*** The data ***

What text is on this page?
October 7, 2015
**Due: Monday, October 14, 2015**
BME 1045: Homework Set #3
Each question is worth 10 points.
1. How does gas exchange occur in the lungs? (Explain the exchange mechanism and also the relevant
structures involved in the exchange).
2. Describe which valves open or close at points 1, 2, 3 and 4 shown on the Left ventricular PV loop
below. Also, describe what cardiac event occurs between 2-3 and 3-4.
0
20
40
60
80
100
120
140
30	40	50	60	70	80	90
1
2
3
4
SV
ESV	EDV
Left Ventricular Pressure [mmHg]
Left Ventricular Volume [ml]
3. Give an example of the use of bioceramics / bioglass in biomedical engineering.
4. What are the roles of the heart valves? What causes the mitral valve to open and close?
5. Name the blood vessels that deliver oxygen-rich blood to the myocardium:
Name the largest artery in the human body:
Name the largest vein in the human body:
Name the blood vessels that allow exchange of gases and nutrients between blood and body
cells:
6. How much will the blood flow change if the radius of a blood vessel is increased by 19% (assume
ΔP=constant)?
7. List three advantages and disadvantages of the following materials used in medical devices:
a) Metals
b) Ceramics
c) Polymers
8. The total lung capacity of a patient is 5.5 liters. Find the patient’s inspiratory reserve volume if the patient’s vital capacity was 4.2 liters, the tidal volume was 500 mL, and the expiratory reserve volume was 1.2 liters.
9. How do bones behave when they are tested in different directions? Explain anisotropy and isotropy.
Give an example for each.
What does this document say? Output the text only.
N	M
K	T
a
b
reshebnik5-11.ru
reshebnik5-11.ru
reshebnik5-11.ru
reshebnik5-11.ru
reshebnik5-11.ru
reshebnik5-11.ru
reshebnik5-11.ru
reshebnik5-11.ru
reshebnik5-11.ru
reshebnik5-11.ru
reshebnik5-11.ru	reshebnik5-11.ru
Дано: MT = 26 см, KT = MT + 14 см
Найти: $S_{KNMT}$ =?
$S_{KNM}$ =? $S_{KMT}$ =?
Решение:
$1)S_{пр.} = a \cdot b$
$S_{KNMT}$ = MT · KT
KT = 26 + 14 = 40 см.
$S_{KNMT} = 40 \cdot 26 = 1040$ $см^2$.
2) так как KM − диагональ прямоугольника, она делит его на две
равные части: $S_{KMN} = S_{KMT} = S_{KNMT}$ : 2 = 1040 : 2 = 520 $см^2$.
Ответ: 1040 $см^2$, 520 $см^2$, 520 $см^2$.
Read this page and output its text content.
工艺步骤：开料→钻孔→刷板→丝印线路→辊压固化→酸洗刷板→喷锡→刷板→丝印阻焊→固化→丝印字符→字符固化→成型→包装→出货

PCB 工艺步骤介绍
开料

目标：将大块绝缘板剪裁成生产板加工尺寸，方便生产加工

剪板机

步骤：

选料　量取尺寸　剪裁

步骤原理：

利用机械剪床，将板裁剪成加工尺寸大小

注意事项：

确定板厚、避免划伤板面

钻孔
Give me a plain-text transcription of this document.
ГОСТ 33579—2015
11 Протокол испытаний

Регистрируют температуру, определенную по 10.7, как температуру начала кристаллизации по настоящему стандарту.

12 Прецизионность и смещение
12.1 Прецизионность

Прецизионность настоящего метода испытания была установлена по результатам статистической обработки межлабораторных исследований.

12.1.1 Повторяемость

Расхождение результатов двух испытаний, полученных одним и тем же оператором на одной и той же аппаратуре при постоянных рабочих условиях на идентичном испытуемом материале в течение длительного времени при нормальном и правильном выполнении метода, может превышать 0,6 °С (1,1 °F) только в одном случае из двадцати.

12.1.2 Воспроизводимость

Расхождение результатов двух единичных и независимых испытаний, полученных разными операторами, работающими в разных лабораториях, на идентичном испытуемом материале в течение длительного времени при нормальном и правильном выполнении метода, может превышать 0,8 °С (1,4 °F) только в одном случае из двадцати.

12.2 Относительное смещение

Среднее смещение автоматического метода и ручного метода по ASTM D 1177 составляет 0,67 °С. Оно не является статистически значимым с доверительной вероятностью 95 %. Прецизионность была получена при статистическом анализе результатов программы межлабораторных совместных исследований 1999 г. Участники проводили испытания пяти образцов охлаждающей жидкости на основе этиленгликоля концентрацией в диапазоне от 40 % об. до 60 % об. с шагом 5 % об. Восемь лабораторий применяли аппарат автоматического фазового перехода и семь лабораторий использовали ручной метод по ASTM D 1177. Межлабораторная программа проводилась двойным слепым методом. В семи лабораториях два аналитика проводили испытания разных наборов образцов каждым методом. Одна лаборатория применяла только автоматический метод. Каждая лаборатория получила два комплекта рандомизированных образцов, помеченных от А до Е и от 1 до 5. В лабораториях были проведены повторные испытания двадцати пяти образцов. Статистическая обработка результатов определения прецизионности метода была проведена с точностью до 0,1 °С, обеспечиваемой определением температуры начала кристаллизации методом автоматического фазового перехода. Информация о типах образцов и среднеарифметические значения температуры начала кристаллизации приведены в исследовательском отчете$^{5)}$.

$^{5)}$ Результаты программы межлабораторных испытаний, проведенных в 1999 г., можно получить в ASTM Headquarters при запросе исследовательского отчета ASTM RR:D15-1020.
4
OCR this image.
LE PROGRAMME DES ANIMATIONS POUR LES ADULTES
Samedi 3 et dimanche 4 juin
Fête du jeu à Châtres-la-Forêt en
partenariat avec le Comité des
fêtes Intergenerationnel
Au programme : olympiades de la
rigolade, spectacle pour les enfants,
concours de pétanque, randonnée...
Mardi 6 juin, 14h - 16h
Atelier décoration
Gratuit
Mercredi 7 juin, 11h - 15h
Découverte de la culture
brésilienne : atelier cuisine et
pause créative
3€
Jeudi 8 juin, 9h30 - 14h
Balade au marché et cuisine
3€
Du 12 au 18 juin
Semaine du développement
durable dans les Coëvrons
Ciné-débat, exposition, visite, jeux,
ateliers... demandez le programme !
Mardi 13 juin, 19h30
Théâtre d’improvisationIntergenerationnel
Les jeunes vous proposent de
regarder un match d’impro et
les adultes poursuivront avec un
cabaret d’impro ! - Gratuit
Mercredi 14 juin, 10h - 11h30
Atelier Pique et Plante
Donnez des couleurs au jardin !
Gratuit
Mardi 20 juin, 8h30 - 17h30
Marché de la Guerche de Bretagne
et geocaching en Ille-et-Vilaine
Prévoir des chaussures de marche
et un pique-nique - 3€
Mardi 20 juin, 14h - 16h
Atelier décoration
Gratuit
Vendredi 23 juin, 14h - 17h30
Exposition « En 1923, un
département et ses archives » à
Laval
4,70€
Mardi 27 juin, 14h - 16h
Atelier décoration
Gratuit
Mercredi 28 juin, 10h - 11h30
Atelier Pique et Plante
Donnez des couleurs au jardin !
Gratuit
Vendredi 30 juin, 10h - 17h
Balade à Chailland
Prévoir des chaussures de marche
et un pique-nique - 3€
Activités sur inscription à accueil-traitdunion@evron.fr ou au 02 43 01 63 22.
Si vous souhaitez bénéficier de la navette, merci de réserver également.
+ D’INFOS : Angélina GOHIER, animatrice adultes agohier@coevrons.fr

***

Exercise requirements. The answer is a single number, the count of lines in the records that contain the string "body".

The output. 3